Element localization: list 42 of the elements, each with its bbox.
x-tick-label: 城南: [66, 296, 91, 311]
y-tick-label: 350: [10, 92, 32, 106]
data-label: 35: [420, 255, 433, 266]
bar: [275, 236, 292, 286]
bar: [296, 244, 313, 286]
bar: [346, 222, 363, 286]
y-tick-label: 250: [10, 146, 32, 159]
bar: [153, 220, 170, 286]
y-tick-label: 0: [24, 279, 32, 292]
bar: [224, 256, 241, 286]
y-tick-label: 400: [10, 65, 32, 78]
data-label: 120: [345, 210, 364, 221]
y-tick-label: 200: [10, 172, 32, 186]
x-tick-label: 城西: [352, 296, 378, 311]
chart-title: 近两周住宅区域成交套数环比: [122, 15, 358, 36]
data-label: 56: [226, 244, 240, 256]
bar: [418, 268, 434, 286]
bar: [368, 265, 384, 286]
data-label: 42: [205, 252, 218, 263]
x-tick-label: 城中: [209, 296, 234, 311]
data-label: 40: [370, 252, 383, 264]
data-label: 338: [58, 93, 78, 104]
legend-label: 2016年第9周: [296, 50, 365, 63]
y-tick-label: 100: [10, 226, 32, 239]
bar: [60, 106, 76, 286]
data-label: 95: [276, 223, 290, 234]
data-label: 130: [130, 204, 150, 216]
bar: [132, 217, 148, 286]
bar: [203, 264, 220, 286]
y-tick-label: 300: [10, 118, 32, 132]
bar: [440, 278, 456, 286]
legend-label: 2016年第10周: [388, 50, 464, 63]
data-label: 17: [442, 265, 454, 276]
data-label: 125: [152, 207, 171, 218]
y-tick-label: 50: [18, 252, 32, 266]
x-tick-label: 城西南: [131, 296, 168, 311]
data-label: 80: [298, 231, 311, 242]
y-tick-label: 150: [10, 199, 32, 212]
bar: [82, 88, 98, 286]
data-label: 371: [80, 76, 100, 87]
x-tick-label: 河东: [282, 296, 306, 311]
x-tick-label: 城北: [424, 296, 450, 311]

### Given task
Swap "y-tick-label" for "y-axis-label" wherever it appears in the material from the first line through the line with "x-tick-label: 城西: [352, 296, 378, 311]", and give back only those lines with nothing else changed.

### Result of the task
Element localization: list 42 of the elements, each with its bbox.
x-tick-label: 城南: [66, 296, 91, 311]
y-axis-label: 350: [10, 92, 32, 106]
data-label: 35: [420, 255, 433, 266]
bar: [275, 236, 292, 286]
bar: [296, 244, 313, 286]
bar: [346, 222, 363, 286]
y-axis-label: 250: [10, 146, 32, 159]
bar: [153, 220, 170, 286]
y-axis-label: 0: [24, 279, 32, 292]
bar: [224, 256, 241, 286]
y-axis-label: 400: [10, 65, 32, 78]
data-label: 120: [345, 210, 364, 221]
y-axis-label: 200: [10, 172, 32, 186]
x-tick-label: 城西: [352, 296, 378, 311]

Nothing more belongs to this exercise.